> **Directive**
Note each line where "barreras" appears, and copy it.

───── Records to process

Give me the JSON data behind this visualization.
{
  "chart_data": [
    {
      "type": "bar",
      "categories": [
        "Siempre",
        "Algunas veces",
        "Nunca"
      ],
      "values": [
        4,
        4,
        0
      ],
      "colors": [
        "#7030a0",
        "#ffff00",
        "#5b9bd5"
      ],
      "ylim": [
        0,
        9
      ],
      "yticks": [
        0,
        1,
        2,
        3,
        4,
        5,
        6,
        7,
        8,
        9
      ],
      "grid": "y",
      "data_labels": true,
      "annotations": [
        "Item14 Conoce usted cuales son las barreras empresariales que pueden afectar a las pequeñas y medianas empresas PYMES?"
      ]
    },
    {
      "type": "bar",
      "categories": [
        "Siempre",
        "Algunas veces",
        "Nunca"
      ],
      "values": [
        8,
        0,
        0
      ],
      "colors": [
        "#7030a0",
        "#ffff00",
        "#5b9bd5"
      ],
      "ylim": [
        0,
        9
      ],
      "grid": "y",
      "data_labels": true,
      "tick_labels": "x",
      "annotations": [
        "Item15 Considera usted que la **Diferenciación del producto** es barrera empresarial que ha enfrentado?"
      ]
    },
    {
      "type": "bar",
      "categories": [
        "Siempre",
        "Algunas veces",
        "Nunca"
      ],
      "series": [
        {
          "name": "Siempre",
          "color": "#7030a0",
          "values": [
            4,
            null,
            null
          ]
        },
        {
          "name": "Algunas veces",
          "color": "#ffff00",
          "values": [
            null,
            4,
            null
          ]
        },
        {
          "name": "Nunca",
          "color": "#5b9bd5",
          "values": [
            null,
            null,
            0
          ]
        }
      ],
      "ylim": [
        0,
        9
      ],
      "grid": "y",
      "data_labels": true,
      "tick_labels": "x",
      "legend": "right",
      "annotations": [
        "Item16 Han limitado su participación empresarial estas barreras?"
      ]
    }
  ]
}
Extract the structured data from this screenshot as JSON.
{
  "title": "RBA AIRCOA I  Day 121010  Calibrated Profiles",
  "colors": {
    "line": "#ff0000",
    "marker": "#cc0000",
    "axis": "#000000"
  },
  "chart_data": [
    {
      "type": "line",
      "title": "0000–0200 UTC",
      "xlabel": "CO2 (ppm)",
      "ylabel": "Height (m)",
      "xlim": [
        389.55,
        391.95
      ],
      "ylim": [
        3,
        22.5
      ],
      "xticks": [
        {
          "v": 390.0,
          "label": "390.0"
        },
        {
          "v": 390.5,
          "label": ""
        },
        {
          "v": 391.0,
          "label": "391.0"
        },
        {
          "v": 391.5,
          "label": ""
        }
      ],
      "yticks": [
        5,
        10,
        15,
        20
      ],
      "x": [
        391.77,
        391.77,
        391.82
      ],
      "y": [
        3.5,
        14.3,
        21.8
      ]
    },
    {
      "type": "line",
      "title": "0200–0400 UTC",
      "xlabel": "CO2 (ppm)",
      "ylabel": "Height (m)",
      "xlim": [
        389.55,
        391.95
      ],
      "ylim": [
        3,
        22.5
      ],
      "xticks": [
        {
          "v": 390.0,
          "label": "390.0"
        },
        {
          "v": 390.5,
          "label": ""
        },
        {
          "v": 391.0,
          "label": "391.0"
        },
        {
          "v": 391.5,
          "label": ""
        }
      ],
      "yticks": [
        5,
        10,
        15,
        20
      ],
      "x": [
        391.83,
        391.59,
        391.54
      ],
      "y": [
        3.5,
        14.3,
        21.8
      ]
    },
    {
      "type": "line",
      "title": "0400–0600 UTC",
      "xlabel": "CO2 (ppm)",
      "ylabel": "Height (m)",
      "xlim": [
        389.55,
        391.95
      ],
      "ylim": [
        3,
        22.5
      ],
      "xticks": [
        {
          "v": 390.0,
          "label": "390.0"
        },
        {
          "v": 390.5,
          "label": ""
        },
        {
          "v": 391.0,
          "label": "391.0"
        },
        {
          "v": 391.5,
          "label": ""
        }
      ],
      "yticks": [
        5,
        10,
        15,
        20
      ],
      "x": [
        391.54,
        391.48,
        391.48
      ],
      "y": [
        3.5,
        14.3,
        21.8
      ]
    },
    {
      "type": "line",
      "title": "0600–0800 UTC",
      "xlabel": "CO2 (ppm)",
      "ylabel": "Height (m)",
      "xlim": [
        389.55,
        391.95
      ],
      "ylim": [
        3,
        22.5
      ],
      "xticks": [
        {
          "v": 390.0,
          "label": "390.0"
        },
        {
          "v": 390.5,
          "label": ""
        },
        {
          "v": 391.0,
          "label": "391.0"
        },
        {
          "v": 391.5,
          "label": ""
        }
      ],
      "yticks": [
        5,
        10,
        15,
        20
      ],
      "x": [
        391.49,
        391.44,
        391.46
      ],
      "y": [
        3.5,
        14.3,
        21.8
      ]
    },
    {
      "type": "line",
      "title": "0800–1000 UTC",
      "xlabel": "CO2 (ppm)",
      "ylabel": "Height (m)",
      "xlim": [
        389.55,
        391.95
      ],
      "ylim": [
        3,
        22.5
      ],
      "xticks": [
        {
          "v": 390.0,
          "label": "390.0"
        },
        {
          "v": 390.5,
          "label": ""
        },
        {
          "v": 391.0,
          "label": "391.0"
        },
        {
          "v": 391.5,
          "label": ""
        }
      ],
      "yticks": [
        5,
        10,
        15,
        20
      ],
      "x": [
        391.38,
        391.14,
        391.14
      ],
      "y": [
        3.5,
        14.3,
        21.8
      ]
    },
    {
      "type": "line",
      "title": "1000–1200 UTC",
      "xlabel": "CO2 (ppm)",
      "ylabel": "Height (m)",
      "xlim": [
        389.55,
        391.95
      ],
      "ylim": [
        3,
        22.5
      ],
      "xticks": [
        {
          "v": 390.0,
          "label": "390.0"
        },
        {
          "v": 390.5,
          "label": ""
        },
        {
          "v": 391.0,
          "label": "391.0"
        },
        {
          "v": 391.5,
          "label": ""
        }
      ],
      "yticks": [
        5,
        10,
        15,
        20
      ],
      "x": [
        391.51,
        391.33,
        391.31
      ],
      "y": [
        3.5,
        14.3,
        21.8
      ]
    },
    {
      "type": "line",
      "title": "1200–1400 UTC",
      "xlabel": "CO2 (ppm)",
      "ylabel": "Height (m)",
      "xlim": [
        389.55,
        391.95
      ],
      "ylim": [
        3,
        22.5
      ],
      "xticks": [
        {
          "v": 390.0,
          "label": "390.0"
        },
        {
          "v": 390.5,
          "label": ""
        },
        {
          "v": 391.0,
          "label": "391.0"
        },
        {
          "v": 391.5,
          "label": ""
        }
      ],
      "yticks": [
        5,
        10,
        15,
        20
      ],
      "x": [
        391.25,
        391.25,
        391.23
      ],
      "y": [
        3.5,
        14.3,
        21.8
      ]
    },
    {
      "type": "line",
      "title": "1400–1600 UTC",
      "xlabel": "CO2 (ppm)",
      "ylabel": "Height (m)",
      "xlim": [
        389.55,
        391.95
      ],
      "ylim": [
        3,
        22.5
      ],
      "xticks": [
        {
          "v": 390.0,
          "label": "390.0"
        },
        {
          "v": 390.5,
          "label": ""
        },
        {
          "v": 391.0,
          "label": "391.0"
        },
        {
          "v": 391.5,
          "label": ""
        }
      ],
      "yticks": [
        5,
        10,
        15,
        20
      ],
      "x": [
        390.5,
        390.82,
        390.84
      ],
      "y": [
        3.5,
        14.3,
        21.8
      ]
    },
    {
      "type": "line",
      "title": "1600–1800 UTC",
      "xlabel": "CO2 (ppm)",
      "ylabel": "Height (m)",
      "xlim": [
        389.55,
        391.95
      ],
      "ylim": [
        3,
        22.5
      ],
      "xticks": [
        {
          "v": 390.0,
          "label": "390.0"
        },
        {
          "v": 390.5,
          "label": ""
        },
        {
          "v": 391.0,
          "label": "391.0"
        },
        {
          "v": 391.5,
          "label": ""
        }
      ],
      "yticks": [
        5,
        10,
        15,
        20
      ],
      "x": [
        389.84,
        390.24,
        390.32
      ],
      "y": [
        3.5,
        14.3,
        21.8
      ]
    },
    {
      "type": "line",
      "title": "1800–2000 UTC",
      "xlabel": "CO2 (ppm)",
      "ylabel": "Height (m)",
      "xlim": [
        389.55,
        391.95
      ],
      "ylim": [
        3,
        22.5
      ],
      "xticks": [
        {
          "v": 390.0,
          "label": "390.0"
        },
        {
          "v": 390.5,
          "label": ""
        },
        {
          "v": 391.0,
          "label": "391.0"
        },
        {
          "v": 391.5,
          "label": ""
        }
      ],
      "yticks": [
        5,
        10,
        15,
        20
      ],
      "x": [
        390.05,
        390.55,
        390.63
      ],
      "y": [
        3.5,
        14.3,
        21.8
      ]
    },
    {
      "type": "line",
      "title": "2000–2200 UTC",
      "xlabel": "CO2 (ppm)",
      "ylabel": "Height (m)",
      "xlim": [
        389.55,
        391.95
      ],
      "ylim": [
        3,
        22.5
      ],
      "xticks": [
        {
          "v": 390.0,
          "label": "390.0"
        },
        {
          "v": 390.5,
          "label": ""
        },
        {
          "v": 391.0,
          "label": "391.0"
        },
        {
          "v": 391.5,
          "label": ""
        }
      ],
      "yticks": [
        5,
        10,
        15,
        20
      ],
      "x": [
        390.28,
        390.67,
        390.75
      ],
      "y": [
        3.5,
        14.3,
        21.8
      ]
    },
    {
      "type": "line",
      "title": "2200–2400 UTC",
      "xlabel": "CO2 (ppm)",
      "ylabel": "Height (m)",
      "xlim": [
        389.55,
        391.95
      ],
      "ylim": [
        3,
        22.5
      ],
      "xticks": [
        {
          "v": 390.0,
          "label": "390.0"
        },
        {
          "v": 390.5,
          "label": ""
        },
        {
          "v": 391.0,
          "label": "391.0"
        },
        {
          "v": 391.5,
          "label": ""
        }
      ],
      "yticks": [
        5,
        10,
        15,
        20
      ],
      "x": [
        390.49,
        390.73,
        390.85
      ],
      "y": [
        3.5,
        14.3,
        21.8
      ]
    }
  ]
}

──────────

> **Solution to this task**
        "Item14 Conoce usted cuales son las barreras empresariales que pueden afectar a las pequeñas y medianas empresas PYMES?"
        "Item16 Han limitado su participación empresarial estas barreras?"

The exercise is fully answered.